• Set exercise
Could you rewrite the rows from the start through the line containing "cell-status: 待机 xyxy=(797,125,817,136)", inclusive, with every "table-row" changed to "list-row" and everything else left as it is?

• Records shown

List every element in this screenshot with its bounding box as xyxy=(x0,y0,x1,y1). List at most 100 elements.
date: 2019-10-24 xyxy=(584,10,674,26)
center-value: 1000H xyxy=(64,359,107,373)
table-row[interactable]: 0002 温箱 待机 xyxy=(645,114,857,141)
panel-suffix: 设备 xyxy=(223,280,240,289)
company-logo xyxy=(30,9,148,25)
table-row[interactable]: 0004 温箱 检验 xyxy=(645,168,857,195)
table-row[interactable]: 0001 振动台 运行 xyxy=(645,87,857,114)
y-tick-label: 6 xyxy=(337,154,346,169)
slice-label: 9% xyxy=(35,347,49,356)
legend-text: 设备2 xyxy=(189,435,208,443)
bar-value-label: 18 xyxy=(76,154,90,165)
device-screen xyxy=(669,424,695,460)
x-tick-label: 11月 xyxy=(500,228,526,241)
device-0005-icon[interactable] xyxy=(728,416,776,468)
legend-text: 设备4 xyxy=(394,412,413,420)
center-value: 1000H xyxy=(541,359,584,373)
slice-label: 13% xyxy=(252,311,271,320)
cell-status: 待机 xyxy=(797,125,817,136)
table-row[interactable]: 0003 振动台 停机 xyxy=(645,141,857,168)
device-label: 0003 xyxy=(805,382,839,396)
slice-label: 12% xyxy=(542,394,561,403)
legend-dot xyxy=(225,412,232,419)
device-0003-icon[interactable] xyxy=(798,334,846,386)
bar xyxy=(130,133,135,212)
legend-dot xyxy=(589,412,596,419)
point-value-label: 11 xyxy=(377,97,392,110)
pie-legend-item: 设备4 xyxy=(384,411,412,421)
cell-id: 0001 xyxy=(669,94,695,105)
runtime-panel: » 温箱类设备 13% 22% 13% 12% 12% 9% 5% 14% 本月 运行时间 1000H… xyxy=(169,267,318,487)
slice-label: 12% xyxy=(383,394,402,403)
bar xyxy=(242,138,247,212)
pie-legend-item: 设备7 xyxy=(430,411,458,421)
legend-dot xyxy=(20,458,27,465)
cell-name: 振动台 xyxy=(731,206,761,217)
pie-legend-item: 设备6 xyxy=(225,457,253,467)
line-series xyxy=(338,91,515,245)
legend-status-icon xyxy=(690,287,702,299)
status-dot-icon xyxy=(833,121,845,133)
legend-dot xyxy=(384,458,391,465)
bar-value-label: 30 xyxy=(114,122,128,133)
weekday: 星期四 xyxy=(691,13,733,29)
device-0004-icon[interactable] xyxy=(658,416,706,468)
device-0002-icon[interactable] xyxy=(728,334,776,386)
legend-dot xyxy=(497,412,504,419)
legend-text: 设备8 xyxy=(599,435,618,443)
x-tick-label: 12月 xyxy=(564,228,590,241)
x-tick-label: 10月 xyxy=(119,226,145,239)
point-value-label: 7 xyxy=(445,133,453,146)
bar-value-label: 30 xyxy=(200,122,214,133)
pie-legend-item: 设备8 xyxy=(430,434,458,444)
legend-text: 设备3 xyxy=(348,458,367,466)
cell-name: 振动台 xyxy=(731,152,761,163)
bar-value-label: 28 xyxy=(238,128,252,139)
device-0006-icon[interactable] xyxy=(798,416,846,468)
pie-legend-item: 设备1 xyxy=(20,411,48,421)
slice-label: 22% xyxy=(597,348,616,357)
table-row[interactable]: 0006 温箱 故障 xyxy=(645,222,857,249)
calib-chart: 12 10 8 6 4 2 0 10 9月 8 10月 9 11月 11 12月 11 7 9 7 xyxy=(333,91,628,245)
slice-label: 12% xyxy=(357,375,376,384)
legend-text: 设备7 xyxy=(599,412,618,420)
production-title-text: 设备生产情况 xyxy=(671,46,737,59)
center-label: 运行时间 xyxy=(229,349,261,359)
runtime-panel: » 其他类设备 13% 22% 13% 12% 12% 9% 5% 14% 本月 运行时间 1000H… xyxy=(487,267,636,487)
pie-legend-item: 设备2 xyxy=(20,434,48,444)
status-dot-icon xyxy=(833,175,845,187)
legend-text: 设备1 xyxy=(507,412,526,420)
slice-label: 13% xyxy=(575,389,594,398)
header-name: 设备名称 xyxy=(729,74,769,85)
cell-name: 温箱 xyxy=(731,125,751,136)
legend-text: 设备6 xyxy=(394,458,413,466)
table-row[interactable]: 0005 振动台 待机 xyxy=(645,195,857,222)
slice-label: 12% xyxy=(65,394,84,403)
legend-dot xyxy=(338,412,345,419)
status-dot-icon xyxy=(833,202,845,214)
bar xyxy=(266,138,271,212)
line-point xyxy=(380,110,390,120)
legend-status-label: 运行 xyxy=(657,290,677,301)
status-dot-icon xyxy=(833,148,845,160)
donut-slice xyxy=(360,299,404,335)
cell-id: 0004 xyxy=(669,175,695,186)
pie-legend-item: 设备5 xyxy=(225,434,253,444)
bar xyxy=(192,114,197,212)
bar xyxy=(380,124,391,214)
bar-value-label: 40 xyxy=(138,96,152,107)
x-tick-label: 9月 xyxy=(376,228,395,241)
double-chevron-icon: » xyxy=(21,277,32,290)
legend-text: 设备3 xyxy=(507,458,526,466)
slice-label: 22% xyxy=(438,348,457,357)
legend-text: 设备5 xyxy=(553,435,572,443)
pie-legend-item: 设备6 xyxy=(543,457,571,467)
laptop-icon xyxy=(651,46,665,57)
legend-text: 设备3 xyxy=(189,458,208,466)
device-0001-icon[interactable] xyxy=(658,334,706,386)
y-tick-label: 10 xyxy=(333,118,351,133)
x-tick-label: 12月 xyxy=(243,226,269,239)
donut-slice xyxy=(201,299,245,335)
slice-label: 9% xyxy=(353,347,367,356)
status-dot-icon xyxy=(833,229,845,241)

• Result of the task
List every element in this screenshot with its bounding box as xyxy=(x0,y0,x1,y1). List at most 100 elements.
date: 2019-10-24 xyxy=(584,10,674,26)
center-value: 1000H xyxy=(64,359,107,373)
list-row[interactable]: 0002 温箱 待机 xyxy=(645,114,857,141)
panel-suffix: 设备 xyxy=(223,280,240,289)
company-logo xyxy=(30,9,148,25)
list-row[interactable]: 0004 温箱 检验 xyxy=(645,168,857,195)
list-row[interactable]: 0001 振动台 运行 xyxy=(645,87,857,114)
y-tick-label: 6 xyxy=(337,154,346,169)
slice-label: 9% xyxy=(35,347,49,356)
legend-text: 设备2 xyxy=(189,435,208,443)
bar-value-label: 18 xyxy=(76,154,90,165)
device-screen xyxy=(669,424,695,460)
x-tick-label: 11月 xyxy=(500,228,526,241)
device-0005-icon[interactable] xyxy=(728,416,776,468)
legend-text: 设备4 xyxy=(394,412,413,420)
center-value: 1000H xyxy=(541,359,584,373)
slice-label: 13% xyxy=(252,311,271,320)
cell-status: 待机 xyxy=(797,125,817,136)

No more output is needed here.